**TASK STATEMENT**
Copy all lines below exactly as written. Leave pictures out.

**MATERIALS PROVIDED**
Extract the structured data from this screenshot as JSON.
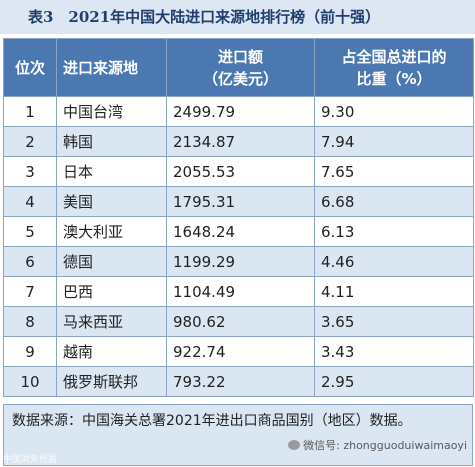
{
  "title": "表3　2021年中国大陆进口来源地排行榜（前十强）",
  "headers": {
    "rank": "位次",
    "source": "进口来源地",
    "amount_line1": "进口额",
    "amount_line2": "（亿美元）",
    "share_line1": "占全国总进口的",
    "share_line2": "比重（%）"
  },
  "rows": [
    {
      "rank": "1",
      "source": "中国台湾",
      "amount": "2499.79",
      "share": "9.30"
    },
    {
      "rank": "2",
      "source": "韩国",
      "amount": "2134.87",
      "share": "7.94"
    },
    {
      "rank": "3",
      "source": "日本",
      "amount": "2055.53",
      "share": "7.65"
    },
    {
      "rank": "4",
      "source": "美国",
      "amount": "1795.31",
      "share": "6.68"
    },
    {
      "rank": "5",
      "source": "澳大利亚",
      "amount": "1648.24",
      "share": "6.13"
    },
    {
      "rank": "6",
      "source": "德国",
      "amount": "1199.29",
      "share": "4.46"
    },
    {
      "rank": "7",
      "source": "巴西",
      "amount": "1104.49",
      "share": "4.11"
    },
    {
      "rank": "8",
      "source": "马来西亚",
      "amount": "980.62",
      "share": "3.65"
    },
    {
      "rank": "9",
      "source": "越南",
      "amount": "922.74",
      "share": "3.43"
    },
    {
      "rank": "10",
      "source": "俄罗斯联邦",
      "amount": "793.22",
      "share": "2.95"
    }
  ],
  "note": "数据来源：中国海关总署2021年进出口商品国别（地区）数据。",
  "watermark": "微信号: zhongguoduiwaimaoyi",
  "watermark_left": "中国对外贸易",
  "colors": {
    "header_bg": "#4b78b1",
    "title_bg": "#dde7f3",
    "title_text": "#1f3f6e",
    "row_alt": "#dbe6f3",
    "border": "#8aa5c4"
  },
  "icons": [
    "wechat-icon"
  ]
}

**OUTPUT BELOW**
Extract the structured data from this screenshot as JSON.
{
  "title": "表3　2021年中国大陆进口来源地排行榜（前十强）",
  "headers": {
    "rank": "位次",
    "source": "进口来源地",
    "amount_line1": "进口额",
    "amount_line2": "（亿美元）",
    "share_line1": "占全国总进口的",
    "share_line2": "比重（%）"
  },
  "rows": [
    {
      "rank": "1",
      "source": "中国台湾",
      "amount": "2499.79",
      "share": "9.30"
    },
    {
      "rank": "2",
      "source": "韩国",
      "amount": "2134.87",
      "share": "7.94"
    },
    {
      "rank": "3",
      "source": "日本",
      "amount": "2055.53",
      "share": "7.65"
    },
    {
      "rank": "4",
      "source": "美国",
      "amount": "1795.31",
      "share": "6.68"
    },
    {
      "rank": "5",
      "source": "澳大利亚",
      "amount": "1648.24",
      "share": "6.13"
    },
    {
      "rank": "6",
      "source": "德国",
      "amount": "1199.29",
      "share": "4.46"
    },
    {
      "rank": "7",
      "source": "巴西",
      "amount": "1104.49",
      "share": "4.11"
    },
    {
      "rank": "8",
      "source": "马来西亚",
      "amount": "980.62",
      "share": "3.65"
    },
    {
      "rank": "9",
      "source": "越南",
      "amount": "922.74",
      "share": "3.43"
    },
    {
      "rank": "10",
      "source": "俄罗斯联邦",
      "amount": "793.22",
      "share": "2.95"
    }
  ],
  "note": "数据来源：中国海关总署2021年进出口商品国别（地区）数据。",
  "watermark": "微信号: zhongguoduiwaimaoyi",
  "watermark_left": "中国对外贸易",
  "colors": {
    "header_bg": "#4b78b1",
    "title_bg": "#dde7f3",
    "title_text": "#1f3f6e",
    "row_alt": "#dbe6f3",
    "border": "#8aa5c4"
  },
  "icons": [
    "wechat-icon"
  ]
}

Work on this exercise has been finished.